▶ _Problem description_
Wherever the string "this" occurs in a line of these records, report that line.

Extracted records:

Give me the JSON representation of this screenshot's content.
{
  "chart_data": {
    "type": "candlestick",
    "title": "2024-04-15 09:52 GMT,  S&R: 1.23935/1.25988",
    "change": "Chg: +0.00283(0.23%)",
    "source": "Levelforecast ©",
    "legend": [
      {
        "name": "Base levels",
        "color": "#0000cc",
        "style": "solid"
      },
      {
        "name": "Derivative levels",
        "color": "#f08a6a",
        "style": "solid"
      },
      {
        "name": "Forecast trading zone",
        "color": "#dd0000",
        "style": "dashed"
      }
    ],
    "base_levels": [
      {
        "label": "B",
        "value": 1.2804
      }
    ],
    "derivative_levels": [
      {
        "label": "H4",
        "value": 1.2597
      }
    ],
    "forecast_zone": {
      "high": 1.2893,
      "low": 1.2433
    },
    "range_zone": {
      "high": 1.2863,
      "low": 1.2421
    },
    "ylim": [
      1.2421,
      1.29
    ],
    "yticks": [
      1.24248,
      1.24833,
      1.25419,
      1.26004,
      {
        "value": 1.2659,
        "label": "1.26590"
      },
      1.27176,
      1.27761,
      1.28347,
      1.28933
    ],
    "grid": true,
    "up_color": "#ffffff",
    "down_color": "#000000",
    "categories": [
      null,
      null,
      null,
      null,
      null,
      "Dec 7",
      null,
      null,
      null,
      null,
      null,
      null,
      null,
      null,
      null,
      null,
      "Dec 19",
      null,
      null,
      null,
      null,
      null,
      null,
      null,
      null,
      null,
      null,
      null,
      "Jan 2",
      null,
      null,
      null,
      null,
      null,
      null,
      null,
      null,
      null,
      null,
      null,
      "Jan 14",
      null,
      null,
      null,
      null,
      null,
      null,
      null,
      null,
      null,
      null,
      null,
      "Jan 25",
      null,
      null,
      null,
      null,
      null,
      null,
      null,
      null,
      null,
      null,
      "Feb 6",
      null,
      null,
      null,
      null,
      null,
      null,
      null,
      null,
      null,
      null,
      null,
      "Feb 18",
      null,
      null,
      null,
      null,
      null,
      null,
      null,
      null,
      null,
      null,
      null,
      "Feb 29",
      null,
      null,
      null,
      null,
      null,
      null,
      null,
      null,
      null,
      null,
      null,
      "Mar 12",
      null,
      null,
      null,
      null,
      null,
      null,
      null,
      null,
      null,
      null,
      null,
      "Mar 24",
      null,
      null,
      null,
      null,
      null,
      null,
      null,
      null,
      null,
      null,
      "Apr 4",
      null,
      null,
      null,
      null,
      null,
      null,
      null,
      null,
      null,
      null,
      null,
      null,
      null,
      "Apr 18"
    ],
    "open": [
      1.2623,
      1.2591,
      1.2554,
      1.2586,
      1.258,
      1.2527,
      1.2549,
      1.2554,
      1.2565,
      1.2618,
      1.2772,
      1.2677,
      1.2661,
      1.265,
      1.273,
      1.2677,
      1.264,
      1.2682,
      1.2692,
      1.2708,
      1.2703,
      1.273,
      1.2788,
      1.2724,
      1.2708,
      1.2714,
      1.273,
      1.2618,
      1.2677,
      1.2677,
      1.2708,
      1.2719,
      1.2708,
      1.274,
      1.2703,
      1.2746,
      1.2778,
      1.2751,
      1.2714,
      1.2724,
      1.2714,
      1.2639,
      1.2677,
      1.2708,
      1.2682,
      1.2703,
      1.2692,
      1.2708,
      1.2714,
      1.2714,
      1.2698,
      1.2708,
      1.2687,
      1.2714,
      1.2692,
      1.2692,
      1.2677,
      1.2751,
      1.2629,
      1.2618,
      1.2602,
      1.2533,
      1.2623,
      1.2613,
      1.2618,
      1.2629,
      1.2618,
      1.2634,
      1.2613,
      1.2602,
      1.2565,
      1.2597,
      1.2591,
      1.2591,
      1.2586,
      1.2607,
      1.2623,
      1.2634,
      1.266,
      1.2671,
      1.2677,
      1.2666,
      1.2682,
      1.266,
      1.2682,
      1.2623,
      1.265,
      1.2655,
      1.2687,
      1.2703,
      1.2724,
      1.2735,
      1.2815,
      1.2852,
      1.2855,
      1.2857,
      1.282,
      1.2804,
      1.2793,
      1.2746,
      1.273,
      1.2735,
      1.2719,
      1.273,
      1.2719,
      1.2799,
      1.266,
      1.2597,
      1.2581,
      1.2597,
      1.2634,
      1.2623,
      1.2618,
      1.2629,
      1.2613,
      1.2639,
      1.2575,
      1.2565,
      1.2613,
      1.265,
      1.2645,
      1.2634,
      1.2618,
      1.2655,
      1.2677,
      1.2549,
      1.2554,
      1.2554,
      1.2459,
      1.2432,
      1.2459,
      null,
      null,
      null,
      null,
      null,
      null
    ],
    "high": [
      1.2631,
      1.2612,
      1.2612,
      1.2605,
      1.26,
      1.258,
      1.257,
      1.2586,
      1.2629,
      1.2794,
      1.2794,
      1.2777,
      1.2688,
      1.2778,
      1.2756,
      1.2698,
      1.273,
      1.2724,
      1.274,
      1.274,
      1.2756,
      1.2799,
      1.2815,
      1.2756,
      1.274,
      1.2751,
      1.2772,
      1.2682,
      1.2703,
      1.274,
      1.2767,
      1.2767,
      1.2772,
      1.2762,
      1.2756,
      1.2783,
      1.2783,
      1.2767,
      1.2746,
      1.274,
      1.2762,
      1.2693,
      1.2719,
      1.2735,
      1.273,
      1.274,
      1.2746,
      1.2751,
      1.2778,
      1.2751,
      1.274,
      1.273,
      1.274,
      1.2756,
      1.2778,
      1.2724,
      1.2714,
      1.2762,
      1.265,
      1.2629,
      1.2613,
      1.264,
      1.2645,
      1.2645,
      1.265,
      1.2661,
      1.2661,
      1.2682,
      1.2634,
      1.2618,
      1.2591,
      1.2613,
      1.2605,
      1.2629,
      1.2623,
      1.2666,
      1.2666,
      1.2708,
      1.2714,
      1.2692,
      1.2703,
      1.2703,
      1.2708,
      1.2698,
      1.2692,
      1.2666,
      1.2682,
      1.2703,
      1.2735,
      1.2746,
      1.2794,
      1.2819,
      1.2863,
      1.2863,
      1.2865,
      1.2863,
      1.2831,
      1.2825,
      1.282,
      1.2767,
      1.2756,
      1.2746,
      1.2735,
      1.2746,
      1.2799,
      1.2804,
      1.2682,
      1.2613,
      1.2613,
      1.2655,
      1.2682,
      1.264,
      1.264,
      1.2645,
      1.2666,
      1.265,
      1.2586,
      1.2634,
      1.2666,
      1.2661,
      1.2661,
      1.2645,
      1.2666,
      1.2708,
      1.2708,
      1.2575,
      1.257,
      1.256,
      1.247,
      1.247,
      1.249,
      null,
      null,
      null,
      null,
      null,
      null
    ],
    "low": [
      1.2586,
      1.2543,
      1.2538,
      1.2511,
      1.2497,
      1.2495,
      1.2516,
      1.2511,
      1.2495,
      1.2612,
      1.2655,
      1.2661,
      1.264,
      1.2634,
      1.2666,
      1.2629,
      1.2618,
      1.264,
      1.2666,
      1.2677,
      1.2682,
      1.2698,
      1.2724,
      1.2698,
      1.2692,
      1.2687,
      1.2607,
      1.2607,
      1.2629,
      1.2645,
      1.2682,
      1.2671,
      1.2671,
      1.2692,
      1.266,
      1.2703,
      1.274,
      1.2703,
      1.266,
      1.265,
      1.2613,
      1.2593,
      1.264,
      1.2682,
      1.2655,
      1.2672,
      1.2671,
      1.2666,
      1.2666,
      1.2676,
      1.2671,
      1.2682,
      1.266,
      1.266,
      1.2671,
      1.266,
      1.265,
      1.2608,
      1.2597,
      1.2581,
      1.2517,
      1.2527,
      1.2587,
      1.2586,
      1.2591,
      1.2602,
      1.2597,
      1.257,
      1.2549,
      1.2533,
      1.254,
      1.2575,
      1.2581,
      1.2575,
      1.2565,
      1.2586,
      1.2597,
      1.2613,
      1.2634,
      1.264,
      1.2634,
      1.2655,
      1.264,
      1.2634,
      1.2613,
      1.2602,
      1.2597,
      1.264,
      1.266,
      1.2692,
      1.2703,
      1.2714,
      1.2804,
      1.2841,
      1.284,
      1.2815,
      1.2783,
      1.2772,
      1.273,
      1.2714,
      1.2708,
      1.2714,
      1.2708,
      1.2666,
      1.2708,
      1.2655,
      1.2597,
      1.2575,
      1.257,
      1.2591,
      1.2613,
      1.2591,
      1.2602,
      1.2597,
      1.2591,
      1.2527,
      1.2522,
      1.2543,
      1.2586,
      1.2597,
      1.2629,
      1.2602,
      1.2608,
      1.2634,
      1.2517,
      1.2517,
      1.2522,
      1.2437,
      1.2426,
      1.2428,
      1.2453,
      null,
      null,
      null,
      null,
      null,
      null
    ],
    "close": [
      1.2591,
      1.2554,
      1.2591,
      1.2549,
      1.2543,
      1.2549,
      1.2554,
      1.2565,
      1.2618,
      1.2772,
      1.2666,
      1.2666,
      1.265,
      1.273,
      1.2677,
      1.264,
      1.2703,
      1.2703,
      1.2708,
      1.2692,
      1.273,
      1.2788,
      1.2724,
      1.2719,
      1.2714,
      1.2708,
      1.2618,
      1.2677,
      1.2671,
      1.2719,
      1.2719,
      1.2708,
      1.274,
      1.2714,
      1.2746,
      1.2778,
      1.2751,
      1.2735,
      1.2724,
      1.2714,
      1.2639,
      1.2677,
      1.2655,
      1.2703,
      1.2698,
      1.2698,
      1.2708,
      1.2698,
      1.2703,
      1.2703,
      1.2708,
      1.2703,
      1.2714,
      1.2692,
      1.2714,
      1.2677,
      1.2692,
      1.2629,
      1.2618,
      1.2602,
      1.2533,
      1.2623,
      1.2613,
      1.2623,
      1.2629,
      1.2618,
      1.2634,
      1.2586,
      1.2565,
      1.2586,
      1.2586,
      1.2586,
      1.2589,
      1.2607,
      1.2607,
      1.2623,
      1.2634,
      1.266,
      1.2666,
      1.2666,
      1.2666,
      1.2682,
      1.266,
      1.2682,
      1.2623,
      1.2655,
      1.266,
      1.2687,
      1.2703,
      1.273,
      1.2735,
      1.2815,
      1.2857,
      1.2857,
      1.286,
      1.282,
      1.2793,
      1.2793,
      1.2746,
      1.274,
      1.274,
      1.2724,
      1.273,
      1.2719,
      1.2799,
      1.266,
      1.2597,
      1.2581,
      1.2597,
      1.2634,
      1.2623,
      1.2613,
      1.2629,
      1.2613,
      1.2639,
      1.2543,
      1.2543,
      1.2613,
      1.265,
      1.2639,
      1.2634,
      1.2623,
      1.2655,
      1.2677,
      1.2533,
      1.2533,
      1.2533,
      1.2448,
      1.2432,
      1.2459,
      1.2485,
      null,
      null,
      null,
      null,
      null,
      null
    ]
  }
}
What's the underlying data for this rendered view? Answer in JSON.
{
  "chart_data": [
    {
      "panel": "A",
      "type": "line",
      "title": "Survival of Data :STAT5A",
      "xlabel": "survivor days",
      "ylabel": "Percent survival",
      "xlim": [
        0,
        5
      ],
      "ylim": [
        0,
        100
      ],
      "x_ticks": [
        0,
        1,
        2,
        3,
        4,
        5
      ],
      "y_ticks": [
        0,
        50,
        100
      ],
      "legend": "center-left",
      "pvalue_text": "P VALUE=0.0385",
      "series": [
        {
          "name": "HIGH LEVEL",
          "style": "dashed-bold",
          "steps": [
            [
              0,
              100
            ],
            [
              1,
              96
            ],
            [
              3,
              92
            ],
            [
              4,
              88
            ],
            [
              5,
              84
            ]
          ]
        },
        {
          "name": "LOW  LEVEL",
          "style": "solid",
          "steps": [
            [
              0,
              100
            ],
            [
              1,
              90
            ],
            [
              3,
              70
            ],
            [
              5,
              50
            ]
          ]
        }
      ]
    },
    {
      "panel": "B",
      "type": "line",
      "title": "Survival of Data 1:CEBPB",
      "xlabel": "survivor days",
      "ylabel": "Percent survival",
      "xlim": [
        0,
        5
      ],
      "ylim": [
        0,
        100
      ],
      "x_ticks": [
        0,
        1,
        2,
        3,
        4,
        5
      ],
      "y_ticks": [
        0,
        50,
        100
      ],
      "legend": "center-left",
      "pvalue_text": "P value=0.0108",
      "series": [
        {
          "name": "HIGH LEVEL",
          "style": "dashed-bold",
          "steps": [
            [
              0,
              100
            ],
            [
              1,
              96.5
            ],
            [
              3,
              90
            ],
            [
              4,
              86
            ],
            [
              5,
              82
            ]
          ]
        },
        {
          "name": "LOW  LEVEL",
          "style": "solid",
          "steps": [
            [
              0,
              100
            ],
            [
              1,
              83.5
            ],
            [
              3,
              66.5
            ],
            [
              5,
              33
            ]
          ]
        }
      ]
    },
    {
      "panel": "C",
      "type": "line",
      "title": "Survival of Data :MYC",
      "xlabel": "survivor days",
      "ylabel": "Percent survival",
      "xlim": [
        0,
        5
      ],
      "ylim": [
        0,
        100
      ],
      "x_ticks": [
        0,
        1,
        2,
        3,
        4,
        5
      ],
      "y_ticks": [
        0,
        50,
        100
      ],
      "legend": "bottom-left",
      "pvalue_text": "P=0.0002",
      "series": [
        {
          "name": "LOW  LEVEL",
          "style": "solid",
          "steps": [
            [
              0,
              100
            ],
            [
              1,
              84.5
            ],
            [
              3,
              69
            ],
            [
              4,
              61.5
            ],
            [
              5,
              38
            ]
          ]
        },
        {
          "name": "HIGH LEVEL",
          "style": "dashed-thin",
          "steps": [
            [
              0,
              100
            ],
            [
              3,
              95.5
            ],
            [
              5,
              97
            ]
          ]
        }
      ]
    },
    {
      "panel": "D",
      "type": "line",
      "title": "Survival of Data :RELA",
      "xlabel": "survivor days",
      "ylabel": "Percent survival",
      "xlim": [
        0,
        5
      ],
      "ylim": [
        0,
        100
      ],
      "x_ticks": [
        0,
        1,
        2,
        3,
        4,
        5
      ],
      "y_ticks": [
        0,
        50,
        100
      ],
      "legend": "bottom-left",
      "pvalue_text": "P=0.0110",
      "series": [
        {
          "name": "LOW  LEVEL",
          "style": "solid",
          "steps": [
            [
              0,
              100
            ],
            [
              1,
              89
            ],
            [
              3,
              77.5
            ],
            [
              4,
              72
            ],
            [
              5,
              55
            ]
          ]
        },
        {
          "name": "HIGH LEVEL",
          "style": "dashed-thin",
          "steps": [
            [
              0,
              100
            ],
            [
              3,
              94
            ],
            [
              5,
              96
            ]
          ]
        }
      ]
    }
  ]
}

▶ _Written reply_
Give me the JSON representation of this screenshot's content.
What's the underlying data for this rendered view? Answer in JSON.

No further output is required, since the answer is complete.